What is needed
Count lines with "this" in them. Report only the total.

Input records
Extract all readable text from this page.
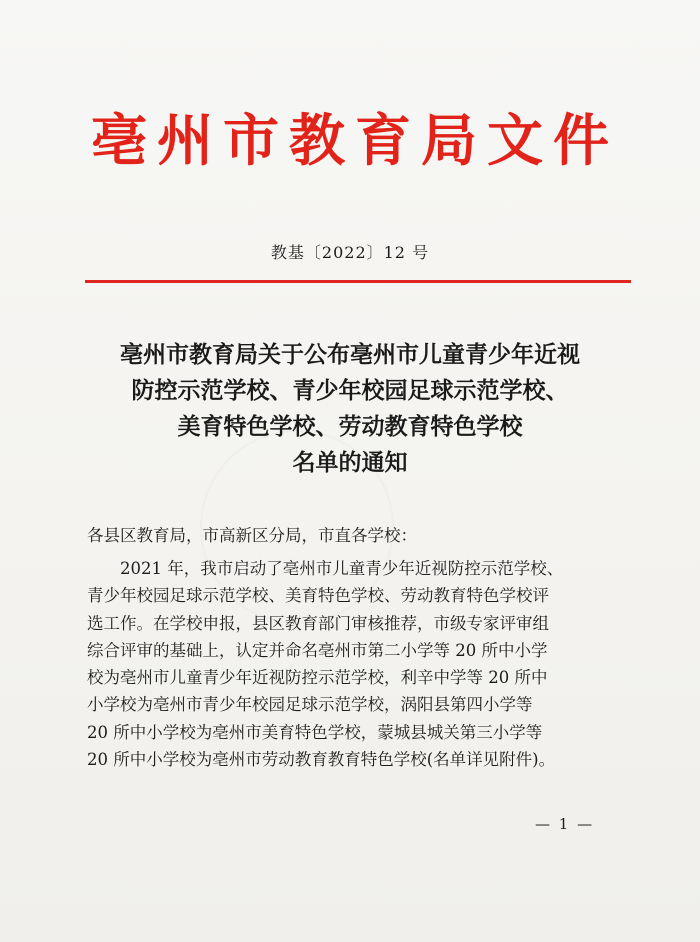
亳州市教育局文件
教基〔2022〕12 号
亳州市教育局关于公布亳州市儿童青少年近视
防控示范学校、青少年校园足球示范学校、
美育特色学校、劳动教育特色学校
名单的通知
各县区教育局，市高新区分局，市直各学校：
　　2021 年，我市启动了亳州市儿童青少年近视防控示范学校、
青少年校园足球示范学校、美育特色学校、劳动教育特色学校评
选工作。在学校申报，县区教育部门审核推荐，市级专家评审组
综合评审的基础上，认定并命名亳州市第二小学等 20 所中小学
校为亳州市儿童青少年近视防控示范学校，利辛中学等 20 所中
小学校为亳州市青少年校园足球示范学校，涡阳县第四小学等
20 所中小学校为亳州市美育特色学校，蒙城县城关第三小学等
20 所中小学校为亳州市劳动教育教育特色学校(名单详见附件)。
— 1 —
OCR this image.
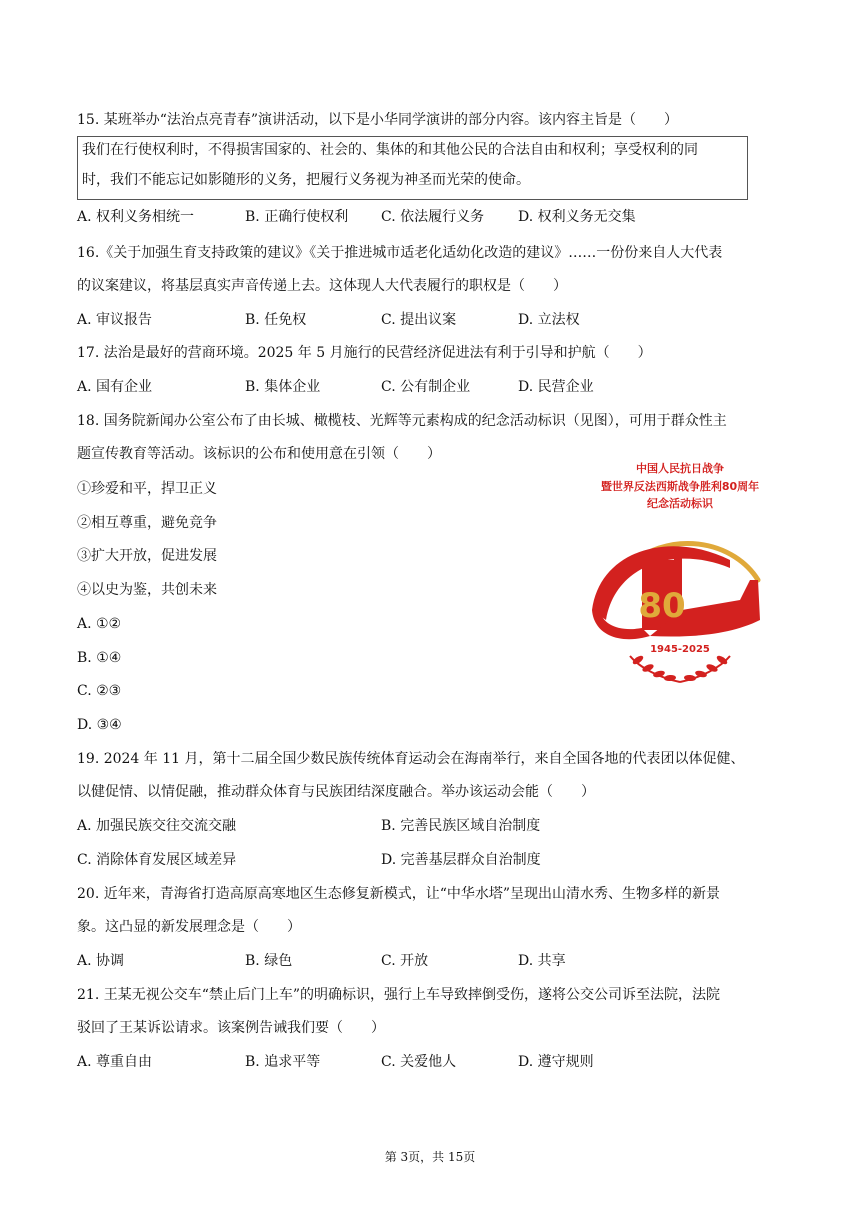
15. 某班举办“法治点亮青春”演讲活动，以下是小华同学演讲的部分内容。该内容主旨是（　　）
我们在行使权利时，不得损害国家的、社会的、集体的和其他公民的合法自由和权利；享受权利的同
时，我们不能忘记如影随形的义务，把履行义务视为神圣而光荣的使命。
A. 权利义务相统一	B. 正确行使权利 C. 依法履行义务 D. 权利义务无交集
16.《关于加强生育支持政策的建议》《关于推进城市适老化适幼化改造的建议》……一份份来自人大代表
的议案建议，将基层真实声音传递上去。这体现人大代表履行的职权是（　　）
A. 审议报告	B. 任免权	C. 提出议案	D. 立法权
17. 法治是最好的营商环境。2025 年 5 月施行的民营经济促进法有利于引导和护航（　　）
A. 国有企业	B. 集体企业	C. 公有制企业	D. 民营企业
18. 国务院新闻办公室公布了由长城、橄榄枝、光辉等元素构成的纪念活动标识（见图），可用于群众性主
题宣传教育等活动。该标识的公布和使用意在引领（　　）
①珍爱和平，捍卫正义
②相互尊重，避免竞争
③扩大开放，促进发展
④以史为鉴，共创未来
A. ①②
B. ①④
C. ②③
D. ③④
中国人民抗日战争
暨世界反法西斯战争胜利80周年
纪念活动标识
80
1945-2025
19. 2024 年 11 月，第十二届全国少数民族传统体育运动会在海南举行，来自全国各地的代表团以体促健、
以健促情、以情促融，推动群众体育与民族团结深度融合。举办该运动会能（　　）
A. 加强民族交往交流交融	B. 完善民族区域自治制度
C. 消除体育发展区域差异	D. 完善基层群众自治制度
20. 近年来，青海省打造高原高寒地区生态修复新模式，让“中华水塔”呈现出山清水秀、生物多样的新景
象。这凸显的新发展理念是（　　）
A. 协调	B. 绿色	C. 开放	D. 共享
21. 王某无视公交车“禁止后门上车”的明确标识，强行上车导致摔倒受伤，遂将公交公司诉至法院，法院
驳回了王某诉讼请求。该案例告诫我们要（　　）
A. 尊重自由	B. 追求平等	C. 关爱他人	D. 遵守规则
第 3页，共 15页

Correct result
2